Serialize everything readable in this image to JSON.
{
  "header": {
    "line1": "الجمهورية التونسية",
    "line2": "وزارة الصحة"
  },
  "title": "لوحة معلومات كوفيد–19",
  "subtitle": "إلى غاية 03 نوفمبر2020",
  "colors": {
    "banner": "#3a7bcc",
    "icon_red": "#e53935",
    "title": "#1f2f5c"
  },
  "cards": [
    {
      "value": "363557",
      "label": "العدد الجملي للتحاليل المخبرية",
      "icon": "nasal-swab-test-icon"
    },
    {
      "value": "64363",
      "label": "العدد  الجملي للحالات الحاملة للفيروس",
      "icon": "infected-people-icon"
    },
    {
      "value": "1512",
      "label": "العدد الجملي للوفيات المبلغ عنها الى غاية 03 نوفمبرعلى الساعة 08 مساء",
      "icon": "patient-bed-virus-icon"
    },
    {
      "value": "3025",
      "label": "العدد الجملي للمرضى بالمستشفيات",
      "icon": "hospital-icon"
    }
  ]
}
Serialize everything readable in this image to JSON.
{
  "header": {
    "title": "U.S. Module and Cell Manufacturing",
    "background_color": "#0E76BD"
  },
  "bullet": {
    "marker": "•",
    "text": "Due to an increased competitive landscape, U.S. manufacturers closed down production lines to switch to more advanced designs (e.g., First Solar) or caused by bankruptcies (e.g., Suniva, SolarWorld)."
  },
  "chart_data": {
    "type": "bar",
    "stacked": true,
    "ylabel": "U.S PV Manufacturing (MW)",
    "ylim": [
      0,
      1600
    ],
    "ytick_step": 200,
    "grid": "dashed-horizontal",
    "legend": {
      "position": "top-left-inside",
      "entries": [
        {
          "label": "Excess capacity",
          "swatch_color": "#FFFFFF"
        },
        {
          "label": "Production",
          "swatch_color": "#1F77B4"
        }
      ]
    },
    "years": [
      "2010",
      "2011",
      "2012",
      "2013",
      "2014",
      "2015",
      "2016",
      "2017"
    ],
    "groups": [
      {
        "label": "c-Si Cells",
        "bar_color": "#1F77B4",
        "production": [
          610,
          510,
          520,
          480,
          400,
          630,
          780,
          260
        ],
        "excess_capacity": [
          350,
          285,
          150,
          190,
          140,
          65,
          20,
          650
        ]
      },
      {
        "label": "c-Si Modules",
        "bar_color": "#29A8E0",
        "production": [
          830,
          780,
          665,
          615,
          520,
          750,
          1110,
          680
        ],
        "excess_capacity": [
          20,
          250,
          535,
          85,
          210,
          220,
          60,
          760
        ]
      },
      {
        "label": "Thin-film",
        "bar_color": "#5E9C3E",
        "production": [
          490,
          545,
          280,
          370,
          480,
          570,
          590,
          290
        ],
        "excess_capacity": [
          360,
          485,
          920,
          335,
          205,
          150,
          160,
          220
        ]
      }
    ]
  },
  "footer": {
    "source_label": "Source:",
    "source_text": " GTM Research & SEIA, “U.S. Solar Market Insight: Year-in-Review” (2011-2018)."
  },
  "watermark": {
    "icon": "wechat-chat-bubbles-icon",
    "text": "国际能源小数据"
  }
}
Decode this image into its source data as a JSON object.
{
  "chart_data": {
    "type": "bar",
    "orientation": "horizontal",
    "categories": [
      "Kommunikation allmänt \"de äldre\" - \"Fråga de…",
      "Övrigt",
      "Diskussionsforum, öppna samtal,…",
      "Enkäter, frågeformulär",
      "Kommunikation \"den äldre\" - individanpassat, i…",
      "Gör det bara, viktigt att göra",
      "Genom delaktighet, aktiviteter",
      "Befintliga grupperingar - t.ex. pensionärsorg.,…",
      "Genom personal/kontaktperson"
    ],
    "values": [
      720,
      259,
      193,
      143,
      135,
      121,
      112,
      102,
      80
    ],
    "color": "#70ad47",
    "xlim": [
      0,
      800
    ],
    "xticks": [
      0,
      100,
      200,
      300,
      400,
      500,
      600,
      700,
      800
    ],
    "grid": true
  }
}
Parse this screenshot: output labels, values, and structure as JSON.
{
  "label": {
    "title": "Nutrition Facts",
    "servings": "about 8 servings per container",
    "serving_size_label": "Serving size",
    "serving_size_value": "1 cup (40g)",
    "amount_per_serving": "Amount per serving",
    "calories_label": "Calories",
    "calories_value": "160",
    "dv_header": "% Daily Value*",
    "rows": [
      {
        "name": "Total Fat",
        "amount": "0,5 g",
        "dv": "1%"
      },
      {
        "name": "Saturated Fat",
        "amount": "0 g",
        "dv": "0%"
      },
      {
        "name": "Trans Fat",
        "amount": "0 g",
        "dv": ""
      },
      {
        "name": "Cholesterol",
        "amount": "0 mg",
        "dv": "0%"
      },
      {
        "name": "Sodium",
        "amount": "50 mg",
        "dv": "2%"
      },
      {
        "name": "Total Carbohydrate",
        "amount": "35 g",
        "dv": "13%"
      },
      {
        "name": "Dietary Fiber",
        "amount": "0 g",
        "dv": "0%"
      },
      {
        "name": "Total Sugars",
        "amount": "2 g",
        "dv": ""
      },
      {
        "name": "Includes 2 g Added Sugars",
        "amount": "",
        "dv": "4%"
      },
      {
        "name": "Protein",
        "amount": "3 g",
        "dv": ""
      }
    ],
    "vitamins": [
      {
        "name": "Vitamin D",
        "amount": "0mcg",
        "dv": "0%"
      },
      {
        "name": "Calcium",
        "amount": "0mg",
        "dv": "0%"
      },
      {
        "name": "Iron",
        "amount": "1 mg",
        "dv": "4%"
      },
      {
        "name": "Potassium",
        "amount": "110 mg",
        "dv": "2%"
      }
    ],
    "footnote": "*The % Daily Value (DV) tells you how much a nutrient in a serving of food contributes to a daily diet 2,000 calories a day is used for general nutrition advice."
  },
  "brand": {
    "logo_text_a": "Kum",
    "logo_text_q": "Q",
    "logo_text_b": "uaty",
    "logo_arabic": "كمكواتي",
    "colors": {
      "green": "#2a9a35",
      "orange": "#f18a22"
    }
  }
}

- - -

Transcription of the listing must be exact and complete.

[Finished exercise]
Serialize everything readable in this image to JSON.
{
  "header": {
    "line1": "الجمهورية التونسية",
    "line2": "وزارة الصحة"
  },
  "title": "لوحة معلومات كوفيد–19",
  "subtitle": "إلى غاية 03 نوفمبر2020",
  "colors": {
    "banner": "#3a7bcc",
    "icon_red": "#e53935",
    "title": "#1f2f5c"
  },
  "cards": [
    {
      "value": "363557",
      "label": "العدد الجملي للتحاليل المخبرية",
      "icon": "nasal-swab-test-icon"
    },
    {
      "value": "64363",
      "label": "العدد  الجملي للحالات الحاملة للفيروس",
      "icon": "infected-people-icon"
    },
    {
      "value": "1512",
      "label": "العدد الجملي للوفيات المبلغ عنها الى غاية 03 نوفمبرعلى الساعة 08 مساء",
      "icon": "patient-bed-virus-icon"
    },
    {
      "value": "3025",
      "label": "العدد الجملي للمرضى بالمستشفيات",
      "icon": "hospital-icon"
    }
  ]
}
Serialize everything readable in this image to JSON.
{
  "header": {
    "title": "U.S. Module and Cell Manufacturing",
    "background_color": "#0E76BD"
  },
  "bullet": {
    "marker": "•",
    "text": "Due to an increased competitive landscape, U.S. manufacturers closed down production lines to switch to more advanced designs (e.g., First Solar) or caused by bankruptcies (e.g., Suniva, SolarWorld)."
  },
  "chart_data": {
    "type": "bar",
    "stacked": true,
    "ylabel": "U.S PV Manufacturing (MW)",
    "ylim": [
      0,
      1600
    ],
    "ytick_step": 200,
    "grid": "dashed-horizontal",
    "legend": {
      "position": "top-left-inside",
      "entries": [
        {
          "label": "Excess capacity",
          "swatch_color": "#FFFFFF"
        },
        {
          "label": "Production",
          "swatch_color": "#1F77B4"
        }
      ]
    },
    "years": [
      "2010",
      "2011",
      "2012",
      "2013",
      "2014",
      "2015",
      "2016",
      "2017"
    ],
    "groups": [
      {
        "label": "c-Si Cells",
        "bar_color": "#1F77B4",
        "production": [
          610,
          510,
          520,
          480,
          400,
          630,
          780,
          260
        ],
        "excess_capacity": [
          350,
          285,
          150,
          190,
          140,
          65,
          20,
          650
        ]
      },
      {
        "label": "c-Si Modules",
        "bar_color": "#29A8E0",
        "production": [
          830,
          780,
          665,
          615,
          520,
          750,
          1110,
          680
        ],
        "excess_capacity": [
          20,
          250,
          535,
          85,
          210,
          220,
          60,
          760
        ]
      },
      {
        "label": "Thin-film",
        "bar_color": "#5E9C3E",
        "production": [
          490,
          545,
          280,
          370,
          480,
          570,
          590,
          290
        ],
        "excess_capacity": [
          360,
          485,
          920,
          335,
          205,
          150,
          160,
          220
        ]
      }
    ]
  },
  "footer": {
    "source_label": "Source:",
    "source_text": " GTM Research & SEIA, “U.S. Solar Market Insight: Year-in-Review” (2011-2018)."
  },
  "watermark": {
    "icon": "wechat-chat-bubbles-icon",
    "text": "国际能源小数据"
  }
}
Decode this image into its source data as a JSON object.
{
  "chart_data": {
    "type": "bar",
    "orientation": "horizontal",
    "categories": [
      "Kommunikation allmänt \"de äldre\" - \"Fråga de…",
      "Övrigt",
      "Diskussionsforum, öppna samtal,…",
      "Enkäter, frågeformulär",
      "Kommunikation \"den äldre\" - individanpassat, i…",
      "Gör det bara, viktigt att göra",
      "Genom delaktighet, aktiviteter",
      "Befintliga grupperingar - t.ex. pensionärsorg.,…",
      "Genom personal/kontaktperson"
    ],
    "values": [
      720,
      259,
      193,
      143,
      135,
      121,
      112,
      102,
      80
    ],
    "color": "#70ad47",
    "xlim": [
      0,
      800
    ],
    "xticks": [
      0,
      100,
      200,
      300,
      400,
      500,
      600,
      700,
      800
    ],
    "grid": true
  }
}
Parse this screenshot: output labels, values, and structure as JSON.
{
  "label": {
    "title": "Nutrition Facts",
    "servings": "about 8 servings per container",
    "serving_size_label": "Serving size",
    "serving_size_value": "1 cup (40g)",
    "amount_per_serving": "Amount per serving",
    "calories_label": "Calories",
    "calories_value": "160",
    "dv_header": "% Daily Value*",
    "rows": [
      {
        "name": "Total Fat",
        "amount": "0,5 g",
        "dv": "1%"
      },
      {
        "name": "Saturated Fat",
        "amount": "0 g",
        "dv": "0%"
      },
      {
        "name": "Trans Fat",
        "amount": "0 g",
        "dv": ""
      },
      {
        "name": "Cholesterol",
        "amount": "0 mg",
        "dv": "0%"
      },
      {
        "name": "Sodium",
        "amount": "50 mg",
        "dv": "2%"
      },
      {
        "name": "Total Carbohydrate",
        "amount": "35 g",
        "dv": "13%"
      },
      {
        "name": "Dietary Fiber",
        "amount": "0 g",
        "dv": "0%"
      },
      {
        "name": "Total Sugars",
        "amount": "2 g",
        "dv": ""
      },
      {
        "name": "Includes 2 g Added Sugars",
        "amount": "",
        "dv": "4%"
      },
      {
        "name": "Protein",
        "amount": "3 g",
        "dv": ""
      }
    ],
    "vitamins": [
      {
        "name": "Vitamin D",
        "amount": "0mcg",
        "dv": "0%"
      },
      {
        "name": "Calcium",
        "amount": "0mg",
        "dv": "0%"
      },
      {
        "name": "Iron",
        "amount": "1 mg",
        "dv": "4%"
      },
      {
        "name": "Potassium",
        "amount": "110 mg",
        "dv": "2%"
      }
    ],
    "footnote": "*The % Daily Value (DV) tells you how much a nutrient in a serving of food contributes to a daily diet 2,000 calories a day is used for general nutrition advice."
  },
  "brand": {
    "logo_text_a": "Kum",
    "logo_text_q": "Q",
    "logo_text_b": "uaty",
    "logo_arabic": "كمكواتي",
    "colors": {
      "green": "#2a9a35",
      "orange": "#f18a22"
    }
  }
}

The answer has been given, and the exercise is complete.